Dataset >>
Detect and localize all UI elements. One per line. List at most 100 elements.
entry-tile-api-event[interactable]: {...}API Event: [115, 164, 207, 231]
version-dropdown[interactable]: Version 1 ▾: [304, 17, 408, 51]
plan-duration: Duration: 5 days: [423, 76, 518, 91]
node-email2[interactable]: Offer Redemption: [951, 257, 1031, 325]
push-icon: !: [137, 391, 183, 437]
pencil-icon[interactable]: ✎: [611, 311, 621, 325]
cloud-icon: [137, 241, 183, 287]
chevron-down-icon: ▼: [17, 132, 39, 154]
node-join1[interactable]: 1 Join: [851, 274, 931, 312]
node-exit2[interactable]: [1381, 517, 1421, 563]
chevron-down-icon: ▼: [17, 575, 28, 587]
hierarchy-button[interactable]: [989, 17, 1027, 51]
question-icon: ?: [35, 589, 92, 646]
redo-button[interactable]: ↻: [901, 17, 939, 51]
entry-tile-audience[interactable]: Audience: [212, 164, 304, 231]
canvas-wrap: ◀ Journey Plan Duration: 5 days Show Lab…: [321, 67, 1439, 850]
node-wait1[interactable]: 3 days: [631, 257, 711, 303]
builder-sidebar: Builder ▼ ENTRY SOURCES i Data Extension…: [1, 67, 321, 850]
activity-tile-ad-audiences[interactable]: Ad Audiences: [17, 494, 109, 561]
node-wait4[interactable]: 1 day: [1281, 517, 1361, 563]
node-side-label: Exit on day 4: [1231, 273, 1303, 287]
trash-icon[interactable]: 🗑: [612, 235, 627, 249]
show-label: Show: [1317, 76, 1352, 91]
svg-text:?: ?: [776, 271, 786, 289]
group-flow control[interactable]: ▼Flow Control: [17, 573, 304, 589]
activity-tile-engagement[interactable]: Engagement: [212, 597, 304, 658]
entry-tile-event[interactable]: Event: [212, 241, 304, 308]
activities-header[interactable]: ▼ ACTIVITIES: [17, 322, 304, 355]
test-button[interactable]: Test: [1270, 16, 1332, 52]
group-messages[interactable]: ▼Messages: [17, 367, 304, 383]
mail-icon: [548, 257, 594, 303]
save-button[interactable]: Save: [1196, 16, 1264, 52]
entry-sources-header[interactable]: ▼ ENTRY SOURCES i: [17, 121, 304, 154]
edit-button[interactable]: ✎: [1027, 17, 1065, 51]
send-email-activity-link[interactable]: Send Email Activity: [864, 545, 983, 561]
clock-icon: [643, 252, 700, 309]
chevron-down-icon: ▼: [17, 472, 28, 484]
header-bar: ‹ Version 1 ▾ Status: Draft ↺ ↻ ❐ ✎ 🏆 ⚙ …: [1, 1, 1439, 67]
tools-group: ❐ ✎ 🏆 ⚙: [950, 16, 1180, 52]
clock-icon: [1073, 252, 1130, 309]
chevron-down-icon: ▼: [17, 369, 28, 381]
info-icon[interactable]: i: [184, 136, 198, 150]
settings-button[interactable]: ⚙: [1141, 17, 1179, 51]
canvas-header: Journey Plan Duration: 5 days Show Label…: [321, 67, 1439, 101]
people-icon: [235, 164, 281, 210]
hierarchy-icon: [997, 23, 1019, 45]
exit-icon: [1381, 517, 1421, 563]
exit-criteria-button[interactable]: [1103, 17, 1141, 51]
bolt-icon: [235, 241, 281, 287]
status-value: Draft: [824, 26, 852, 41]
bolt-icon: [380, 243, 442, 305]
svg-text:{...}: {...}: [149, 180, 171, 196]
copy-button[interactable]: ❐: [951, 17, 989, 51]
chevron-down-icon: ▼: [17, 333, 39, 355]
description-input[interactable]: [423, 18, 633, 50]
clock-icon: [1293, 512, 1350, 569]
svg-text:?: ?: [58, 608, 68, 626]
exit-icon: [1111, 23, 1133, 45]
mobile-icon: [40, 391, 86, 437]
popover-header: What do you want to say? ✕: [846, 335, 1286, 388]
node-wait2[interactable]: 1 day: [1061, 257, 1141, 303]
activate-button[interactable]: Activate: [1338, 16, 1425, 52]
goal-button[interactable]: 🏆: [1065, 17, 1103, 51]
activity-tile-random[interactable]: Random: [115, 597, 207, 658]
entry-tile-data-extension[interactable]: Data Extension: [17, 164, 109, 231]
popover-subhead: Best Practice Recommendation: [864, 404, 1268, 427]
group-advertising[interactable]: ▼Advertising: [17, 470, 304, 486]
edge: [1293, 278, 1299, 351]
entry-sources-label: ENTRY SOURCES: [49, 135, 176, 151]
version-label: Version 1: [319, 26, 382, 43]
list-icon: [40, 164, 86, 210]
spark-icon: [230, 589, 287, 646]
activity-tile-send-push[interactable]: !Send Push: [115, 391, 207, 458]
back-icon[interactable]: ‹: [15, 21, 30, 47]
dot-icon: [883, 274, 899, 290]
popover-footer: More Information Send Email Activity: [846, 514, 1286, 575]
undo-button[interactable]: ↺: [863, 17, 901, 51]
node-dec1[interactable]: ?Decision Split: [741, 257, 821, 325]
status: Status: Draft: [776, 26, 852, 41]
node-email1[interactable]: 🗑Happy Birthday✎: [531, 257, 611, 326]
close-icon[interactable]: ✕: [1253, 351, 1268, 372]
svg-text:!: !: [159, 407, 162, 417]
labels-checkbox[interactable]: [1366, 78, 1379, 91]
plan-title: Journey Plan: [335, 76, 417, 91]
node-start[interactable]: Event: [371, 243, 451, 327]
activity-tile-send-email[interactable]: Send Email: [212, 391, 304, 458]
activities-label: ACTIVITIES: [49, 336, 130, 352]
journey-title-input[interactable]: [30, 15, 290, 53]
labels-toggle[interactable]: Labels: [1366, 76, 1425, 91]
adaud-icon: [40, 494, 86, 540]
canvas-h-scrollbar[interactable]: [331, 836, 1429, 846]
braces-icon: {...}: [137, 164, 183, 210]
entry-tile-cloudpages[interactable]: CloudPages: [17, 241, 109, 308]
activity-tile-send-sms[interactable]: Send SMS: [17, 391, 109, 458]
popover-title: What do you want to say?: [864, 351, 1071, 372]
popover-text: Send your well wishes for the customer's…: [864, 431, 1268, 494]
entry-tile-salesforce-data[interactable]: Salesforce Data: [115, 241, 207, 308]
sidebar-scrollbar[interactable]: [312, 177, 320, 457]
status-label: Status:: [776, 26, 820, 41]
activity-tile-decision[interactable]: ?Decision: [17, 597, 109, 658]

Task directions >> Recast the rows above as a Markdown table with the columns n and Text: number each row in n and put the row itself in Text, leaving out blank lines.

Answer to this problem >>
| n | Text |
|---|---|
| 1 | Detect and localize all UI elements. One per line. List at most 100 elements. |
| 2 | entry-tile-api-event[interactable]: {...}API Event: [115, 164, 207, 231] |
| 3 | version-dropdown[interactable]: Version 1 ▾: [304, 17, 408, 51] |
| 4 | plan-duration: Duration: 5 days: [423, 76, 518, 91] |
| 5 | node-email2[interactable]: Offer Redemption: [951, 257, 1031, 325] |
| 6 | push-icon: !: [137, 391, 183, 437] |
| 7 | pencil-icon[interactable]: ✎: [611, 311, 621, 325] |
| 8 | cloud-icon: [137, 241, 183, 287] |
| 9 | chevron-down-icon: ▼: [17, 132, 39, 154] |
| 10 | node-join1[interactable]: 1 Join: [851, 274, 931, 312] |
| 11 | node-exit2[interactable]: [1381, 517, 1421, 563] |
| 12 | chevron-down-icon: ▼: [17, 575, 28, 587] |
| 13 | hierarchy-button[interactable]: [989, 17, 1027, 51] |
| 14 | question-icon: ?: [35, 589, 92, 646] |
| 15 | redo-button[interactable]: ↻: [901, 17, 939, 51] |
| 16 | entry-tile-audience[interactable]: Audience: [212, 164, 304, 231] |
| 17 | canvas-wrap: ◀ Journey Plan Duration: 5 days Show Lab…: [321, 67, 1439, 850] |
| 18 | node-wait1[interactable]: 3 days: [631, 257, 711, 303] |
| 19 | builder-sidebar: Builder ▼ ENTRY SOURCES i Data Extension…: [1, 67, 321, 850] |
| 20 | activity-tile-ad-audiences[interactable]: Ad Audiences: [17, 494, 109, 561] |
| 21 | node-wait4[interactable]: 1 day: [1281, 517, 1361, 563] |
| 22 | node-side-label: Exit on day 4: [1231, 273, 1303, 287] |
| 23 | trash-icon[interactable]: 🗑: [612, 235, 627, 249] |
| 24 | show-label: Show: [1317, 76, 1352, 91] |
| 25 | svg-text:?: ?: [776, 271, 786, 289] |
| 26 | group-flow control[interactable]: ▼Flow Control: [17, 573, 304, 589] |
| 27 | activity-tile-engagement[interactable]: Engagement: [212, 597, 304, 658] |
| 28 | entry-tile-event[interactable]: Event: [212, 241, 304, 308] |
| 29 | activities-header[interactable]: ▼ ACTIVITIES: [17, 322, 304, 355] |
| 30 | test-button[interactable]: Test: [1270, 16, 1332, 52] |
| 31 | group-messages[interactable]: ▼Messages: [17, 367, 304, 383] |
| 32 | mail-icon: [548, 257, 594, 303] |
| 33 | save-button[interactable]: Save: [1196, 16, 1264, 52] |
| 34 | entry-sources-header[interactable]: ▼ ENTRY SOURCES i: [17, 121, 304, 154] |
| 35 | edit-button[interactable]: ✎: [1027, 17, 1065, 51] |
| 36 | send-email-activity-link[interactable]: Send Email Activity: [864, 545, 983, 561] |
| 37 | clock-icon: [643, 252, 700, 309] |
| 38 | chevron-down-icon: ▼: [17, 472, 28, 484] |
| 39 | header-bar: ‹ Version 1 ▾ Status: Draft ↺ ↻ ❐ ✎ 🏆 ⚙ …: [1, 1, 1439, 67] |
| 40 | tools-group: ❐ ✎ 🏆 ⚙: [950, 16, 1180, 52] |
| 41 | clock-icon: [1073, 252, 1130, 309] |
| 42 | chevron-down-icon: ▼: [17, 369, 28, 381] |
| 43 | info-icon[interactable]: i: [184, 136, 198, 150] |
| 44 | settings-button[interactable]: ⚙: [1141, 17, 1179, 51] |
| 45 | canvas-header: Journey Plan Duration: 5 days Show Label…: [321, 67, 1439, 101] |
| 46 | people-icon: [235, 164, 281, 210] |
| 47 | hierarchy-icon: [997, 23, 1019, 45] |
| 48 | exit-icon: [1381, 517, 1421, 563] |
| 49 | exit-criteria-button[interactable]: [1103, 17, 1141, 51] |
| 50 | bolt-icon: [235, 241, 281, 287] |
| 51 | status-value: Draft: [824, 26, 852, 41] |
| 52 | bolt-icon: [380, 243, 442, 305] |
| 53 | svg-text:{...}: {...}: [149, 180, 171, 196] |
| 54 | copy-button[interactable]: ❐: [951, 17, 989, 51] |
| 55 | chevron-down-icon: ▼: [17, 333, 39, 355] |
| 56 | description-input[interactable]: [423, 18, 633, 50] |
| 57 | clock-icon: [1293, 512, 1350, 569] |
| 58 | svg-text:?: ?: [58, 608, 68, 626] |
| 59 | exit-icon: [1111, 23, 1133, 45] |
| 60 | mobile-icon: [40, 391, 86, 437] |
| 61 | popover-header: What do you want to say? ✕: [846, 335, 1286, 388] |
| 62 | node-wait2[interactable]: 1 day: [1061, 257, 1141, 303] |
| 63 | activate-button[interactable]: Activate: [1338, 16, 1425, 52] |
| 64 | goal-button[interactable]: 🏆: [1065, 17, 1103, 51] |
| 65 | activity-tile-random[interactable]: Random: [115, 597, 207, 658] |
| 66 | entry-tile-data-extension[interactable]: Data Extension: [17, 164, 109, 231] |
| 67 | popover-subhead: Best Practice Recommendation: [864, 404, 1268, 427] |
| 68 | group-advertising[interactable]: ▼Advertising: [17, 470, 304, 486] |
| 69 | edge: [1293, 278, 1299, 351] |
| 70 | entry-sources-label: ENTRY SOURCES: [49, 135, 176, 151] |
| 71 | version-label: Version 1: [319, 26, 382, 43] |
| 72 | list-icon: [40, 164, 86, 210] |
| 73 | spark-icon: [230, 589, 287, 646] |
| 74 | activity-tile-send-push[interactable]: !Send Push: [115, 391, 207, 458] |
| 75 | back-icon[interactable]: ‹: [15, 21, 30, 47] |
| 76 | dot-icon: [883, 274, 899, 290] |
| 77 | popover-footer: More Information Send Email Activity: [846, 514, 1286, 575] |
| 78 | undo-button[interactable]: ↺: [863, 17, 901, 51] |
| 79 | node-dec1[interactable]: ?Decision Split: [741, 257, 821, 325] |
| 80 | status: Status: Draft: [776, 26, 852, 41] |
| 81 | node-email1[interactable]: 🗑Happy Birthday✎: [531, 257, 611, 326] |
| 82 | close-icon[interactable]: ✕: [1253, 351, 1268, 372] |
| 83 | svg-text:!: !: [159, 407, 162, 417] |
| 84 | labels-checkbox[interactable]: [1366, 78, 1379, 91] |
| 85 | plan-title: Journey Plan: [335, 76, 417, 91] |
| 86 | node-start[interactable]: Event: [371, 243, 451, 327] |
| 87 | activity-tile-send-email[interactable]: Send Email: [212, 391, 304, 458] |
| 88 | activities-label: ACTIVITIES: [49, 336, 130, 352] |
| 89 | journey-title-input[interactable]: [30, 15, 290, 53] |
| 90 | labels-toggle[interactable]: Labels: [1366, 76, 1425, 91] |
| 91 | adaud-icon: [40, 494, 86, 540] |
| 92 | canvas-h-scrollbar[interactable]: [331, 836, 1429, 846] |
| 93 | braces-icon: {...}: [137, 164, 183, 210] |
| 94 | entry-tile-cloudpages[interactable]: CloudPages: [17, 241, 109, 308] |
| 95 | activity-tile-send-sms[interactable]: Send SMS: [17, 391, 109, 458] |
| 96 | popover-title: What do you want to say?: [864, 351, 1071, 372] |
| 97 | popover-text: Send your well wishes for the customer's…: [864, 431, 1268, 494] |
| 98 | entry-tile-salesforce-data[interactable]: Salesforce Data: [115, 241, 207, 308] |
| 99 | sidebar-scrollbar[interactable]: [312, 177, 320, 457] |
| 100 | status-label: Status:: [776, 26, 820, 41] |
| 101 | activity-tile-decision[interactable]: ?Decision: [17, 597, 109, 658] |